## Objectif fixé A
Relevez toutes les entreprises que le texte sur la Convention de Hong Kong cite pour leur expérience acquise sur les navires militaires.

## Texte cité
——

1-4 Objectifs de la Convention

La Convention vise à assurer le démantèlement sûr et propre des navires. Cet objectif est une nécessité :

- pour la santé des travailleurs et la protection de l’environnement dans les chantiers de démantèlement ;

- pour la sécurité de la navigation et pour la sauvegarde de la vie humaine en mer, le maintien en service des navires en fin de vie représentant un réel danger ;

- pour une participation au développement durable en privilégiant le recyclage des métaux, plus économe tant en énergie qu’en ressources minérales.

II. Conséquences estimées de la mise en œuvre de la Convention

• Conséquences économiques et sociales

La ratification de la Convention de Hong Kong aura peu d’incidences économiques et sociales pour la France en tant qu’Etat recycleur. En effet, le marché du démantèlement des navires de commerce, mis à part certains navires saisis ou accidentés, échappe largement aux sites européens. A ce jour, les navires les plus âgés appartenant à des ressortissants d’un Etat membre de l’UE, ne battent pas pavillon d’un Etat membre de l’UE et sont démantelés hors de l’UE (80 % du démantèlement mondial de navires se fait au Bangladesh, Inde et Pakistan).

Si une réflexion est actuellement engagée quant à l’opportunité de la création en France d’une filière de démantèlement, cette réflexion n’est pas directement liée à la ratification de la Convention de Hong Kong.

En revanche, la mise en place des inventaires de matières dangereuses dès la conception du navire et leur actualisation tout au long du cycle de vie du navire est créatrice d’une activité et d’une expertise nouvelle sur lesquelles la France doit se positionner. L’expérience acquise par certaines entreprises (DCNS, STX, Bureau Veritas, Tecnitas) sur les navires militaires est à valoriser au niveau international auprès de tous les armateurs de navires de commerce. Cette expérience pourrait être mise à profit dès l’entrée en vigueur de la Convention de Hong Kong. 

Enfin, l’entrée en vigueur de cette convention sera de nature à améliorer les conditions des salariés chargés du démantèlement dans les principaux Etats recycleurs, sous réserve que ces Etats adhèrent à la Convention.

——

(Enregistrements de disposition visuelle)
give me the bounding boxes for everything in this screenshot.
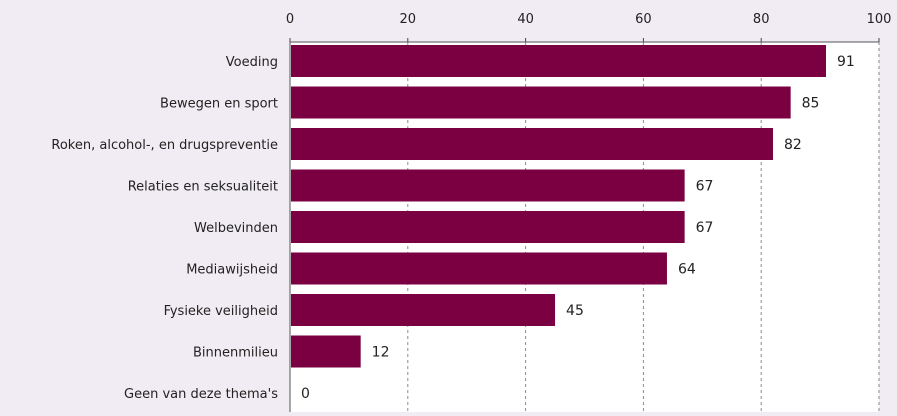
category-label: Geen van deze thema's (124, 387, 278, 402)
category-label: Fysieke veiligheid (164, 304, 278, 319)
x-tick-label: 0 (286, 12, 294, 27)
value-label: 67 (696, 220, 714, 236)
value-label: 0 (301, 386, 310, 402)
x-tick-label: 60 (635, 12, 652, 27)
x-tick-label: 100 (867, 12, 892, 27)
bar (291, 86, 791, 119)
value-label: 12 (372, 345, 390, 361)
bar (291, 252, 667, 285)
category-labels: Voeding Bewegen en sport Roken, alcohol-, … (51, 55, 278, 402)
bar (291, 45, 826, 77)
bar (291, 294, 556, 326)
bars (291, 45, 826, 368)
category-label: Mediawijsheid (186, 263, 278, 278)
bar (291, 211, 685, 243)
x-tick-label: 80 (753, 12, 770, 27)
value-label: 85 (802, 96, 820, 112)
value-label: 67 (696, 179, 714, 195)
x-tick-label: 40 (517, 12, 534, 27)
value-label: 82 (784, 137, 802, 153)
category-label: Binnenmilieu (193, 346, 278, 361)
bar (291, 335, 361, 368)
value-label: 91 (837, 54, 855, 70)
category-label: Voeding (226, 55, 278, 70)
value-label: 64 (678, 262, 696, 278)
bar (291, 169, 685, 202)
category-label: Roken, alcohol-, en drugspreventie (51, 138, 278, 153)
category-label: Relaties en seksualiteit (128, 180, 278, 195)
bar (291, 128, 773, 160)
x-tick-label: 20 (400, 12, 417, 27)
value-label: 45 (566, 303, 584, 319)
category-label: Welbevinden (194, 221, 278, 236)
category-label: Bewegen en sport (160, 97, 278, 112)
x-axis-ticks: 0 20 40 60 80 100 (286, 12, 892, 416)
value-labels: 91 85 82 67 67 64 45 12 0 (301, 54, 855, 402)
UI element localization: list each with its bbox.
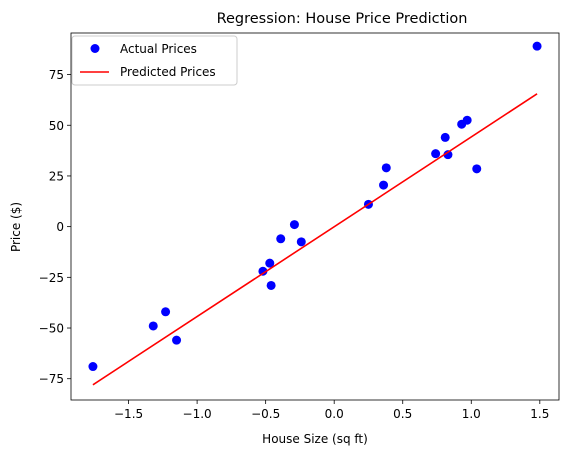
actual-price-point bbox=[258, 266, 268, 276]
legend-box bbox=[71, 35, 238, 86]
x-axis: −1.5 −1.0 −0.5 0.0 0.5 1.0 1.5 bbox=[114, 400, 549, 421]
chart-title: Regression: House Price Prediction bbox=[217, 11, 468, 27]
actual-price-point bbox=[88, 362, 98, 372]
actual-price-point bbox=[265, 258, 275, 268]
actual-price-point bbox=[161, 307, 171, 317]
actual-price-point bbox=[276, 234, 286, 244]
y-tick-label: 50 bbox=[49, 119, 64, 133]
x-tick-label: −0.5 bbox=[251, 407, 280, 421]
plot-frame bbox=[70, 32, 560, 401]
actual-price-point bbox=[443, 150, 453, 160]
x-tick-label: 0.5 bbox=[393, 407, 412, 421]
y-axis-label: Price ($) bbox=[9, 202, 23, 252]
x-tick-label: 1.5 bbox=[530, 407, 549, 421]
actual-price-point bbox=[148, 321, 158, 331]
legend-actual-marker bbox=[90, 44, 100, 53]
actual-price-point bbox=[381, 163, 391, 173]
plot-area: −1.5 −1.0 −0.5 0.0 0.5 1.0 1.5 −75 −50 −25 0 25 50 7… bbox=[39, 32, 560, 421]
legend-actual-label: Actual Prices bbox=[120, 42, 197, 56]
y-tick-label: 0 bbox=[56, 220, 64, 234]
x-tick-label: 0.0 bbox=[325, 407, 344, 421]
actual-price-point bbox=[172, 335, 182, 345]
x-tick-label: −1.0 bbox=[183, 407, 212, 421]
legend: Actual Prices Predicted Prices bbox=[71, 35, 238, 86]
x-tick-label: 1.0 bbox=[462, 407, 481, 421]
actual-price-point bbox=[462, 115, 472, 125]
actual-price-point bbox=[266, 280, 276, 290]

——

## Objectif fixé B
Dans les enregistrements, reproduisez à l'identique tout ce qui va de la ligne contenant "category-label: Geen van" jusqu'à la ligne contenant "bar (291, 211, 685, 243)", ces deux lignes comprises.

## Résultat obtenu A
DCNS, STX, Bureau Veritas, Tecnitas

## Résultat obtenu B
category-label: Geen van deze thema's (124, 387, 278, 402)
category-label: Fysieke veiligheid (164, 304, 278, 319)
x-tick-label: 0 (286, 12, 294, 27)
value-label: 67 (696, 220, 714, 236)
value-label: 0 (301, 386, 310, 402)
x-tick-label: 60 (635, 12, 652, 27)
x-tick-label: 100 (867, 12, 892, 27)
bar (291, 86, 791, 119)
value-label: 12 (372, 345, 390, 361)
bar (291, 252, 667, 285)
category-labels: Voeding Bewegen en sport Roken, alcohol-, … (51, 55, 278, 402)
bar (291, 45, 826, 77)
bar (291, 294, 556, 326)
bars (291, 45, 826, 368)
category-label: Mediawijsheid (186, 263, 278, 278)
bar (291, 211, 685, 243)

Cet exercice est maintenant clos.